• [GIVEN INFORMATION]:
────────────────────────────────────────

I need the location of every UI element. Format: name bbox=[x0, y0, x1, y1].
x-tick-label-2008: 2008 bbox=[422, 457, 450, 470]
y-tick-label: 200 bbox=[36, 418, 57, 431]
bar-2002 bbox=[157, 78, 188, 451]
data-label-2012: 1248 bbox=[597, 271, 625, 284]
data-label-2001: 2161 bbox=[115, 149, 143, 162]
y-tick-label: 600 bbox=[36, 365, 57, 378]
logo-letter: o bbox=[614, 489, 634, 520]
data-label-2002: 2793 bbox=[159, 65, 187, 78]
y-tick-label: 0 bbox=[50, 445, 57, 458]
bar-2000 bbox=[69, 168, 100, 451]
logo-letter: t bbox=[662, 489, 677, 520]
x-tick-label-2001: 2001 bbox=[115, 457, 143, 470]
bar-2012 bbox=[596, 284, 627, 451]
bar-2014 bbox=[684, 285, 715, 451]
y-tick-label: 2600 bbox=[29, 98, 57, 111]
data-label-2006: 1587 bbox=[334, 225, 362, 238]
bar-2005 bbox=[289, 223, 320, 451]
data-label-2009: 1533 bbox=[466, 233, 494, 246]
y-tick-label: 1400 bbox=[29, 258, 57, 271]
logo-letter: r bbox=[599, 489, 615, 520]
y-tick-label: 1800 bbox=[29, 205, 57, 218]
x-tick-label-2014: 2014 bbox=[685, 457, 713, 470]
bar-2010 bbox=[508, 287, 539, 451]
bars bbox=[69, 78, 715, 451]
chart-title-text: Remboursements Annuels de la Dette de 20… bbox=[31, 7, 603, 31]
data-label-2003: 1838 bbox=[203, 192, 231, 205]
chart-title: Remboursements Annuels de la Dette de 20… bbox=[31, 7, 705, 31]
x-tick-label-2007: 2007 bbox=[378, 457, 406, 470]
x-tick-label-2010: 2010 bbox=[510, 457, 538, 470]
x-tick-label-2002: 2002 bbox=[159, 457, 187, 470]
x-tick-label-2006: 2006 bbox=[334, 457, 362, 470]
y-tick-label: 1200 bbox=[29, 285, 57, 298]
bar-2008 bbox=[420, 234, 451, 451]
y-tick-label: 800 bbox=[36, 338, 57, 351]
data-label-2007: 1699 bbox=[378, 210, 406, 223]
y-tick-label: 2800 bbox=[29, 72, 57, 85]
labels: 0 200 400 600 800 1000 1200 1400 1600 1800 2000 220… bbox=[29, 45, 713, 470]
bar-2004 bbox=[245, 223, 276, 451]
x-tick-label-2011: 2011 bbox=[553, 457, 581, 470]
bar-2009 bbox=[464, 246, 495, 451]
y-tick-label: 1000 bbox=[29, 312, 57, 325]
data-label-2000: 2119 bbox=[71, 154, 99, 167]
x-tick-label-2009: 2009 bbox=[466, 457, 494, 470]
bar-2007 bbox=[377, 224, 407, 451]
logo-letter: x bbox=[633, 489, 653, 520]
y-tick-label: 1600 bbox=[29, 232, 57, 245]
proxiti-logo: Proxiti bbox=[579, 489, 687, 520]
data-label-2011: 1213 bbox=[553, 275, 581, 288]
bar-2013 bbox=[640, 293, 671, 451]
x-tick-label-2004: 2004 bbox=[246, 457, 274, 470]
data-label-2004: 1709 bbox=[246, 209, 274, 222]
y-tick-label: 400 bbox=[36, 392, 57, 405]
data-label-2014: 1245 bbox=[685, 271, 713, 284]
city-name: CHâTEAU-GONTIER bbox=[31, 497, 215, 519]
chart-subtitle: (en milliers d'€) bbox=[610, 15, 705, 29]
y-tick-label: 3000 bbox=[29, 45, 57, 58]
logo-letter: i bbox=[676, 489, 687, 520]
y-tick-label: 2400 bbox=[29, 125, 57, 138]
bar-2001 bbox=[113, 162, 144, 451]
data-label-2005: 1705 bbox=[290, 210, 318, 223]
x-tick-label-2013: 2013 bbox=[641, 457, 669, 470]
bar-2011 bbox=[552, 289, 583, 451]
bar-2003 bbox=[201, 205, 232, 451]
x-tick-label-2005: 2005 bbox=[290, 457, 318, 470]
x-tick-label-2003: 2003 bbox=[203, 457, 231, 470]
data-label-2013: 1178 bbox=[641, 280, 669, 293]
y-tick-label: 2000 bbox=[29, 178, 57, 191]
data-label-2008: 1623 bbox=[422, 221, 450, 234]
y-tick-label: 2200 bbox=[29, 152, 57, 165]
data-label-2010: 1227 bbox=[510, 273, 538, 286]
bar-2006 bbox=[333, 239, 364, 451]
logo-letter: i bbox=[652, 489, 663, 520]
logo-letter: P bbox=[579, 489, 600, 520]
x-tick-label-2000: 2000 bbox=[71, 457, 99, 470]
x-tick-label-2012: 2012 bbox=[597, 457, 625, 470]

────────────────────────────────────────

Reproduce the listing with every "logo-letter" replaced by "brand-letter", leaving everything else unchanged.

• [SOLUTION TO THE EXERCISE]:
I need the location of every UI element. Format: name bbox=[x0, y0, x1, y1].
x-tick-label-2008: 2008 bbox=[422, 457, 450, 470]
y-tick-label: 200 bbox=[36, 418, 57, 431]
bar-2002 bbox=[157, 78, 188, 451]
data-label-2012: 1248 bbox=[597, 271, 625, 284]
data-label-2001: 2161 bbox=[115, 149, 143, 162]
y-tick-label: 600 bbox=[36, 365, 57, 378]
brand-letter: o bbox=[614, 489, 634, 520]
data-label-2002: 2793 bbox=[159, 65, 187, 78]
y-tick-label: 0 bbox=[50, 445, 57, 458]
bar-2000 bbox=[69, 168, 100, 451]
brand-letter: t bbox=[662, 489, 677, 520]
x-tick-label-2001: 2001 bbox=[115, 457, 143, 470]
bar-2012 bbox=[596, 284, 627, 451]
bar-2014 bbox=[684, 285, 715, 451]
y-tick-label: 2600 bbox=[29, 98, 57, 111]
data-label-2006: 1587 bbox=[334, 225, 362, 238]
bar-2005 bbox=[289, 223, 320, 451]
data-label-2009: 1533 bbox=[466, 233, 494, 246]
y-tick-label: 1400 bbox=[29, 258, 57, 271]
brand-letter: r bbox=[599, 489, 615, 520]
y-tick-label: 1800 bbox=[29, 205, 57, 218]
x-tick-label-2014: 2014 bbox=[685, 457, 713, 470]
bar-2010 bbox=[508, 287, 539, 451]
bars bbox=[69, 78, 715, 451]
chart-title-text: Remboursements Annuels de la Dette de 20… bbox=[31, 7, 603, 31]
data-label-2003: 1838 bbox=[203, 192, 231, 205]
chart-title: Remboursements Annuels de la Dette de 20… bbox=[31, 7, 705, 31]
x-tick-label-2007: 2007 bbox=[378, 457, 406, 470]
x-tick-label-2010: 2010 bbox=[510, 457, 538, 470]
x-tick-label-2002: 2002 bbox=[159, 457, 187, 470]
x-tick-label-2006: 2006 bbox=[334, 457, 362, 470]
y-tick-label: 1200 bbox=[29, 285, 57, 298]
bar-2008 bbox=[420, 234, 451, 451]
y-tick-label: 800 bbox=[36, 338, 57, 351]
data-label-2007: 1699 bbox=[378, 210, 406, 223]
y-tick-label: 2800 bbox=[29, 72, 57, 85]
labels: 0 200 400 600 800 1000 1200 1400 1600 1800 2000 220… bbox=[29, 45, 713, 470]
bar-2004 bbox=[245, 223, 276, 451]
x-tick-label-2011: 2011 bbox=[553, 457, 581, 470]
bar-2009 bbox=[464, 246, 495, 451]
y-tick-label: 1000 bbox=[29, 312, 57, 325]
data-label-2000: 2119 bbox=[71, 154, 99, 167]
x-tick-label-2009: 2009 bbox=[466, 457, 494, 470]
bar-2007 bbox=[377, 224, 407, 451]
brand-letter: x bbox=[633, 489, 653, 520]
y-tick-label: 1600 bbox=[29, 232, 57, 245]
proxiti-logo: Proxiti bbox=[579, 489, 687, 520]
data-label-2011: 1213 bbox=[553, 275, 581, 288]
bar-2013 bbox=[640, 293, 671, 451]
x-tick-label-2004: 2004 bbox=[246, 457, 274, 470]
data-label-2004: 1709 bbox=[246, 209, 274, 222]
y-tick-label: 400 bbox=[36, 392, 57, 405]
data-label-2014: 1245 bbox=[685, 271, 713, 284]
city-name: CHâTEAU-GONTIER bbox=[31, 497, 215, 519]
chart-subtitle: (en milliers d'€) bbox=[610, 15, 705, 29]
y-tick-label: 3000 bbox=[29, 45, 57, 58]
brand-letter: i bbox=[676, 489, 687, 520]
y-tick-label: 2400 bbox=[29, 125, 57, 138]
bar-2001 bbox=[113, 162, 144, 451]
data-label-2005: 1705 bbox=[290, 210, 318, 223]
x-tick-label-2013: 2013 bbox=[641, 457, 669, 470]
bar-2011 bbox=[552, 289, 583, 451]
bar-2003 bbox=[201, 205, 232, 451]
x-tick-label-2005: 2005 bbox=[290, 457, 318, 470]
x-tick-label-2003: 2003 bbox=[203, 457, 231, 470]
data-label-2013: 1178 bbox=[641, 280, 669, 293]
y-tick-label: 2000 bbox=[29, 178, 57, 191]
data-label-2008: 1623 bbox=[422, 221, 450, 234]
y-tick-label: 2200 bbox=[29, 152, 57, 165]
data-label-2010: 1227 bbox=[510, 273, 538, 286]
bar-2006 bbox=[333, 239, 364, 451]
brand-letter: i bbox=[652, 489, 663, 520]
brand-letter: P bbox=[579, 489, 600, 520]
x-tick-label-2000: 2000 bbox=[71, 457, 99, 470]
x-tick-label-2012: 2012 bbox=[597, 457, 625, 470]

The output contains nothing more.